--- Begin Source data ---

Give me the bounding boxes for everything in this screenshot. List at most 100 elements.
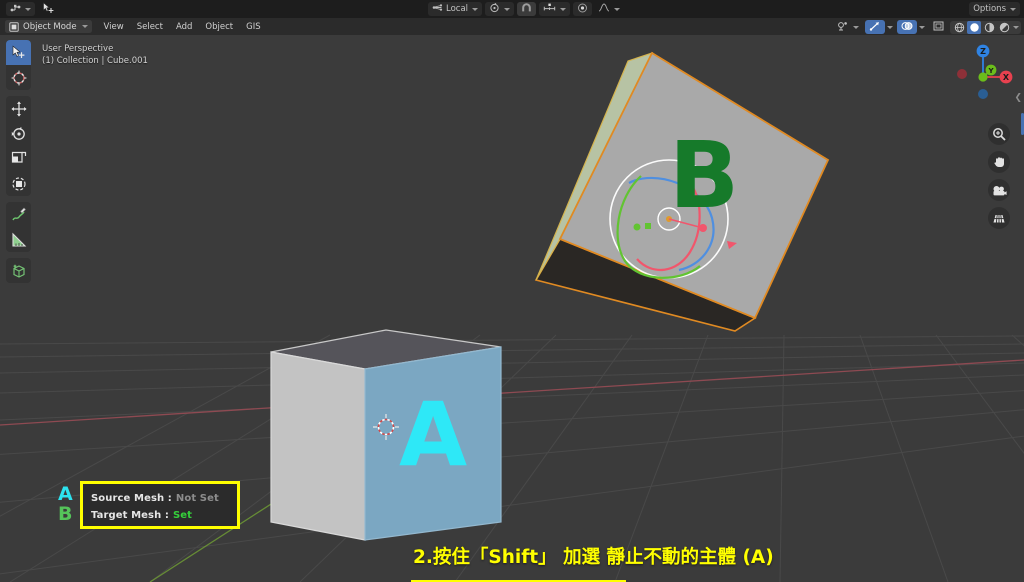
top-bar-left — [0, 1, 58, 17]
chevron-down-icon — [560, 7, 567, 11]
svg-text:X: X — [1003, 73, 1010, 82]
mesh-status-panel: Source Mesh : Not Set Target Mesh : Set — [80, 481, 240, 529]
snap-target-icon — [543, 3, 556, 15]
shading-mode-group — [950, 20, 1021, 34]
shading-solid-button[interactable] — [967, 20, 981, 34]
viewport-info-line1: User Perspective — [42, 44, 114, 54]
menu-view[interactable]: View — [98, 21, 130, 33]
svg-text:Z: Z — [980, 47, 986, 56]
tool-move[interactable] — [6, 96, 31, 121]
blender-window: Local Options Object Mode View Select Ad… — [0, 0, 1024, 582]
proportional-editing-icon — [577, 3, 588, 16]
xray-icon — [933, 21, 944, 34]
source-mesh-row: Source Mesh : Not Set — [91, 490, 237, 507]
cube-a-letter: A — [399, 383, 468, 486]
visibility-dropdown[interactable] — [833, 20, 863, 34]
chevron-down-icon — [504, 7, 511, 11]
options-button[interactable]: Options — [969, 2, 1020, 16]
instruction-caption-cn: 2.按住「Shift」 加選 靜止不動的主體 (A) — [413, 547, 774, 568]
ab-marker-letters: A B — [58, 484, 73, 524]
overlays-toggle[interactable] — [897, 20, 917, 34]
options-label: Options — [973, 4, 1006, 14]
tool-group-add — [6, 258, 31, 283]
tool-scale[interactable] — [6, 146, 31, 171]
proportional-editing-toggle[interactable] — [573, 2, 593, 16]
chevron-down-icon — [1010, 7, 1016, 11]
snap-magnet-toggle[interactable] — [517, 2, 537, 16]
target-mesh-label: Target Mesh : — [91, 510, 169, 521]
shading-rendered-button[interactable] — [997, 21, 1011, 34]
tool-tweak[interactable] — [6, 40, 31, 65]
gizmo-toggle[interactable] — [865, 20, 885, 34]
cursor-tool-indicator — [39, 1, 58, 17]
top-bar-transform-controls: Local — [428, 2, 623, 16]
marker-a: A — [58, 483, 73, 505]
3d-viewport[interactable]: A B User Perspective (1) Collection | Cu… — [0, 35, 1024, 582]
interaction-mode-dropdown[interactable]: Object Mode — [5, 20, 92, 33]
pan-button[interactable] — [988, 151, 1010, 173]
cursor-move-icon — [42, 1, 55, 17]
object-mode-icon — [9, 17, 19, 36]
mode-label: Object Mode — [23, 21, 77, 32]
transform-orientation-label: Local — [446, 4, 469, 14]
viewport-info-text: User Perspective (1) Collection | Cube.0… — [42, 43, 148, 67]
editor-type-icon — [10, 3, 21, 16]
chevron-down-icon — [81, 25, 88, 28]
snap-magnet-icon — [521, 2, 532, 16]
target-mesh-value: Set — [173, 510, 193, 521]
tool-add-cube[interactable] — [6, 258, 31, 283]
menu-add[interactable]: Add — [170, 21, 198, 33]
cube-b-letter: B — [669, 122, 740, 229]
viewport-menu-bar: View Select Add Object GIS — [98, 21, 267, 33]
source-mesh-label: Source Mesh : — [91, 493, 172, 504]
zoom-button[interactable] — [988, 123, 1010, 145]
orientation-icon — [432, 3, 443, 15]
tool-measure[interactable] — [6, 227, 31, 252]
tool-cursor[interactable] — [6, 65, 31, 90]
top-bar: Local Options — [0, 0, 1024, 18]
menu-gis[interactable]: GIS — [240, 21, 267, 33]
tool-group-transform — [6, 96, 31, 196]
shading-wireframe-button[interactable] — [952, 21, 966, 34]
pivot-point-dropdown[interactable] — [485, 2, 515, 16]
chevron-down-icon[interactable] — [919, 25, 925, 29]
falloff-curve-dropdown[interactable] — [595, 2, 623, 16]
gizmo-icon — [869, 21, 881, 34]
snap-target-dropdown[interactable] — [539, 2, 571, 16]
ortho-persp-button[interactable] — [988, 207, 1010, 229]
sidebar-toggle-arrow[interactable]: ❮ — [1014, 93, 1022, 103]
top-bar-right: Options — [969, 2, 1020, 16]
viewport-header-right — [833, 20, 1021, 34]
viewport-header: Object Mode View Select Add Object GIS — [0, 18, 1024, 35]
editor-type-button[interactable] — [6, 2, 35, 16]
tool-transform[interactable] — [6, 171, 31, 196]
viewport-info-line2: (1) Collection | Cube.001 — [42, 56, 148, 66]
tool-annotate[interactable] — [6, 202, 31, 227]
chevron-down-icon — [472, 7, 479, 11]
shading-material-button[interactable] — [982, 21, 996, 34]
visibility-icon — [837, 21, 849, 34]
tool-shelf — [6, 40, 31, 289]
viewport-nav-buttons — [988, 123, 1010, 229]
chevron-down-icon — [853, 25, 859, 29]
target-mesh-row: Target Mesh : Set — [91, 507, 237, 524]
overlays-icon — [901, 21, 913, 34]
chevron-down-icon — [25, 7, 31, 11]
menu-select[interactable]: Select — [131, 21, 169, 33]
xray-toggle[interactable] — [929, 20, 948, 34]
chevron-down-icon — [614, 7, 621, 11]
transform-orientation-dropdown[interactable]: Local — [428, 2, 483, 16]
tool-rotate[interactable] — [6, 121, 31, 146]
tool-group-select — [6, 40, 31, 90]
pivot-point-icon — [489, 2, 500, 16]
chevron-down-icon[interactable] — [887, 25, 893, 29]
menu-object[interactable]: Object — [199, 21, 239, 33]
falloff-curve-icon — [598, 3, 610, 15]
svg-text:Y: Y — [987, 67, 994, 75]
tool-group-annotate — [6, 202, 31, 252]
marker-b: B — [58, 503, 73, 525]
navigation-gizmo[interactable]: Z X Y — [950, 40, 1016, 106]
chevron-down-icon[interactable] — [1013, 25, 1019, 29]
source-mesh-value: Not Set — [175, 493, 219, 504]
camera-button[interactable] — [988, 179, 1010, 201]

--- End Source data ---
--- Begin Source data ---

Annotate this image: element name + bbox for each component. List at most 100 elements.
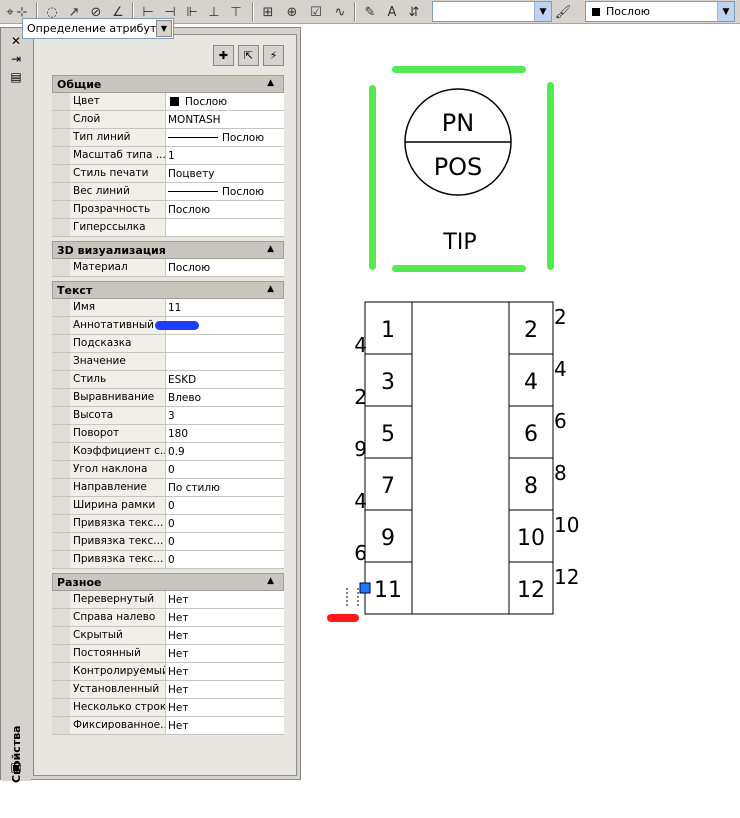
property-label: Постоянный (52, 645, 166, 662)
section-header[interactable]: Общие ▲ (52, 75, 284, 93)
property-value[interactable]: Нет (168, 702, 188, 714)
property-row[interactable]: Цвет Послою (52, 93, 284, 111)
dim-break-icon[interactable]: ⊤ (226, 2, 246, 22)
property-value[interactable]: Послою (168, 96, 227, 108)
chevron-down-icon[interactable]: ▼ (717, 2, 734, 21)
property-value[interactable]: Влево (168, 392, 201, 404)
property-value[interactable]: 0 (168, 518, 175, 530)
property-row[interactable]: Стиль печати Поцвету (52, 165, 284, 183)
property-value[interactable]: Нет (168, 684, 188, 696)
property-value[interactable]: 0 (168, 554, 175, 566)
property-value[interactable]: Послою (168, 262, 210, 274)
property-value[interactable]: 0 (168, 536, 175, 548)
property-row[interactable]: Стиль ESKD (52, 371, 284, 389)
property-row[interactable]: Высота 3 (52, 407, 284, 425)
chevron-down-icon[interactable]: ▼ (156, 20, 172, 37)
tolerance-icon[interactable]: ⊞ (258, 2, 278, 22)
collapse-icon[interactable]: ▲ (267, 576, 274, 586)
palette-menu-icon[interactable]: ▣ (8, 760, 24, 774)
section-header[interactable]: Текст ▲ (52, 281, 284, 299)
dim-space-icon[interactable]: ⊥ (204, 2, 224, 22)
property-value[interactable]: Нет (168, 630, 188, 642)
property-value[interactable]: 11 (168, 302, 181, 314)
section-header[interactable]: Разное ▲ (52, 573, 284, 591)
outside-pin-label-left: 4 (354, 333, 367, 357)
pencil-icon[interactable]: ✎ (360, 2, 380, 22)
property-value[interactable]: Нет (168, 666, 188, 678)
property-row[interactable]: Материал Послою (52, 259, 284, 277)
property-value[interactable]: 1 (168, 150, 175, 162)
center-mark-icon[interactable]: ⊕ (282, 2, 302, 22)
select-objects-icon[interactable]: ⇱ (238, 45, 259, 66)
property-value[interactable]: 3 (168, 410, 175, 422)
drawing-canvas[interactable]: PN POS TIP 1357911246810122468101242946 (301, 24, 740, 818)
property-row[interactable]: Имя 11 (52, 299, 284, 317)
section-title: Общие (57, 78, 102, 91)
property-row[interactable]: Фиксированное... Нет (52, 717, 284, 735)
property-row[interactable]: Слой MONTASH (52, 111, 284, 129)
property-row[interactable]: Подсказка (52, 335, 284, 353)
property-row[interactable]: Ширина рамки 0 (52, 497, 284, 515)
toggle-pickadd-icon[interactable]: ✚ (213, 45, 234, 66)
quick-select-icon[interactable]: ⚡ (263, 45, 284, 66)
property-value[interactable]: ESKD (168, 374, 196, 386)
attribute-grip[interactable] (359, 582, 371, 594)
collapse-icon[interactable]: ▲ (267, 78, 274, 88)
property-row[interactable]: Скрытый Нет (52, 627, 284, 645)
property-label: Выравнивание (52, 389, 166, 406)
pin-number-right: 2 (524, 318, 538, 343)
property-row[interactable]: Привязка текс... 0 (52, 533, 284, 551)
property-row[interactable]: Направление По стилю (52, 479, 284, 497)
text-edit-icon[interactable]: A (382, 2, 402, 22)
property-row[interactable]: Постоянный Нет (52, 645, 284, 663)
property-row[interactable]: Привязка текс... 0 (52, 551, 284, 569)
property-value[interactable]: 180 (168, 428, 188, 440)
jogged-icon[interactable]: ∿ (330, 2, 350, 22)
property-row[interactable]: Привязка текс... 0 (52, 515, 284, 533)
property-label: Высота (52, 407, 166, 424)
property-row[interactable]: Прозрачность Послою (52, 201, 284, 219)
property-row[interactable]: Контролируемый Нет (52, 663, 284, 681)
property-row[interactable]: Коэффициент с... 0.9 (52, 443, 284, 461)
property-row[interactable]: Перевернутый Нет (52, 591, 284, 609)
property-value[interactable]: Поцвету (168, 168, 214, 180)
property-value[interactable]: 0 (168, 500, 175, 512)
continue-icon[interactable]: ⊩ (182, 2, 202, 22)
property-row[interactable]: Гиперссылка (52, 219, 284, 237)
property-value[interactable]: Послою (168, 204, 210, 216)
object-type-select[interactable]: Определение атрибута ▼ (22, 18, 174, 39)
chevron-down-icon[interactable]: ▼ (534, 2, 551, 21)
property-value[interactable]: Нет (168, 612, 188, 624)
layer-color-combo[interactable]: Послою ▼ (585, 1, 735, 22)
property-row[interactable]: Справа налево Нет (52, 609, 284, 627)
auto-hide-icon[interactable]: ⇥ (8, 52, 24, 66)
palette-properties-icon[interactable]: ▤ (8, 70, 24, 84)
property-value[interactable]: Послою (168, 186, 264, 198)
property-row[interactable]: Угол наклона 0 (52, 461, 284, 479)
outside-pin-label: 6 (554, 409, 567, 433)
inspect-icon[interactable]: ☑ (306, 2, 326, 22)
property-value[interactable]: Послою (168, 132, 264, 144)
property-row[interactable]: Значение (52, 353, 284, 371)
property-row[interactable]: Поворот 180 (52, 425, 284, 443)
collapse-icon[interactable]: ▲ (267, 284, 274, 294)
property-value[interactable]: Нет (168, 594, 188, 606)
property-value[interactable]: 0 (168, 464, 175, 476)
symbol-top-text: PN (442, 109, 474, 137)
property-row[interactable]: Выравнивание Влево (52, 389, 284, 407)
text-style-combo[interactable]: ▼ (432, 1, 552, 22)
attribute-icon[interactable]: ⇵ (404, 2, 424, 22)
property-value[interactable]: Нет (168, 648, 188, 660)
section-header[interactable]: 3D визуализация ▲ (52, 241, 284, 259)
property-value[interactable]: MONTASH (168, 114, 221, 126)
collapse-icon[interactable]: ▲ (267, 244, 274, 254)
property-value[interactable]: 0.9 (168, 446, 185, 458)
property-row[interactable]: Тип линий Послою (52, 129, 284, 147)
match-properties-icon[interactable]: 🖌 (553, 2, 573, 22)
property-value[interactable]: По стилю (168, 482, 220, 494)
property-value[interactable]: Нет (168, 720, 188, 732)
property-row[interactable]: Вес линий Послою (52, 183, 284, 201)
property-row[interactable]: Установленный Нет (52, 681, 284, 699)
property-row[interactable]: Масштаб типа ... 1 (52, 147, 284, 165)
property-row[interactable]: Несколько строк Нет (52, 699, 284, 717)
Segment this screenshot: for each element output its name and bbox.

--- End Source data ---

Output, as a numbered list with blank lines omitted, the rows running from the one containing "top-bar-left — [0, 1, 58, 17]" through the one containing "snap-magnet-icon — [521, 2, 532, 16]", both included.

1. top-bar-left — [0, 1, 58, 17]
2. chevron-down-icon — [560, 7, 567, 11]
3. svg-text:X: X — [1003, 73, 1010, 82]
4. mesh-status-panel: Source Mesh : Not Set Target Mesh : Set — [80, 481, 240, 529]
5. snap-target-icon — [543, 3, 556, 15]
6. shading-mode-group — [950, 20, 1021, 34]
7. shading-solid-button[interactable] — [967, 20, 981, 34]
8. viewport-info-line1: User Perspective — [42, 44, 114, 54]
9. menu-view[interactable]: View — [98, 21, 130, 33]
10. svg-text:Z: Z — [980, 47, 986, 56]
11. tool-move[interactable] — [6, 96, 31, 121]
12. blender-window: Local Options Object Mode View Select Ad… — [0, 0, 1024, 582]
13. proportional-editing-icon — [577, 3, 588, 16]
14. xray-icon — [933, 21, 944, 34]
15. source-mesh-row: Source Mesh : Not Set — [91, 490, 237, 507]
16. cube-a-letter: A — [399, 383, 468, 486]
17. visibility-dropdown[interactable] — [833, 20, 863, 34]
18. chevron-down-icon — [504, 7, 511, 11]
19. options-button[interactable]: Options — [969, 2, 1020, 16]
20. instruction-caption-cn: 2.按住「Shift」 加選 靜止不動的主體 (A) — [413, 547, 774, 568]
21. ab-marker-letters: A B — [58, 484, 73, 524]
22. overlays-toggle[interactable] — [897, 20, 917, 34]
23. options-label: Options — [973, 4, 1006, 14]
24. tool-group-add — [6, 258, 31, 283]
25. tool-scale[interactable] — [6, 146, 31, 171]
26. proportional-editing-toggle[interactable] — [573, 2, 593, 16]
27. chevron-down-icon — [1010, 7, 1016, 11]
28. snap-magnet-toggle[interactable] — [517, 2, 537, 16]
29. target-mesh-label: Target Mesh : — [91, 510, 169, 521]
30. shading-rendered-button[interactable] — [997, 21, 1011, 34]
31. tool-tweak[interactable] — [6, 40, 31, 65]
32. gizmo-toggle[interactable] — [865, 20, 885, 34]
33. cursor-tool-indicator — [39, 1, 58, 17]
34. top-bar-transform-controls: Local — [428, 2, 623, 16]
35. marker-a: A — [58, 483, 73, 505]
36. 3d-viewport[interactable]: A B User Perspective (1) Collection | Cu… — [0, 35, 1024, 582]
37. interaction-mode-dropdown[interactable]: Object Mode — [5, 20, 92, 33]
38. pan-button[interactable] — [988, 151, 1010, 173]
39. cursor-move-icon — [42, 1, 55, 17]
40. object-mode-icon — [9, 17, 19, 36]
41. mode-label: Object Mode — [23, 21, 77, 32]
42. transform-orientation-label: Local — [446, 4, 469, 14]
43. viewport-info-text: User Perspective (1) Collection | Cube.0… — [42, 43, 148, 67]
44. editor-type-icon — [10, 3, 21, 16]
45. chevron-down-icon — [81, 25, 88, 28]
46. snap-magnet-icon — [521, 2, 532, 16]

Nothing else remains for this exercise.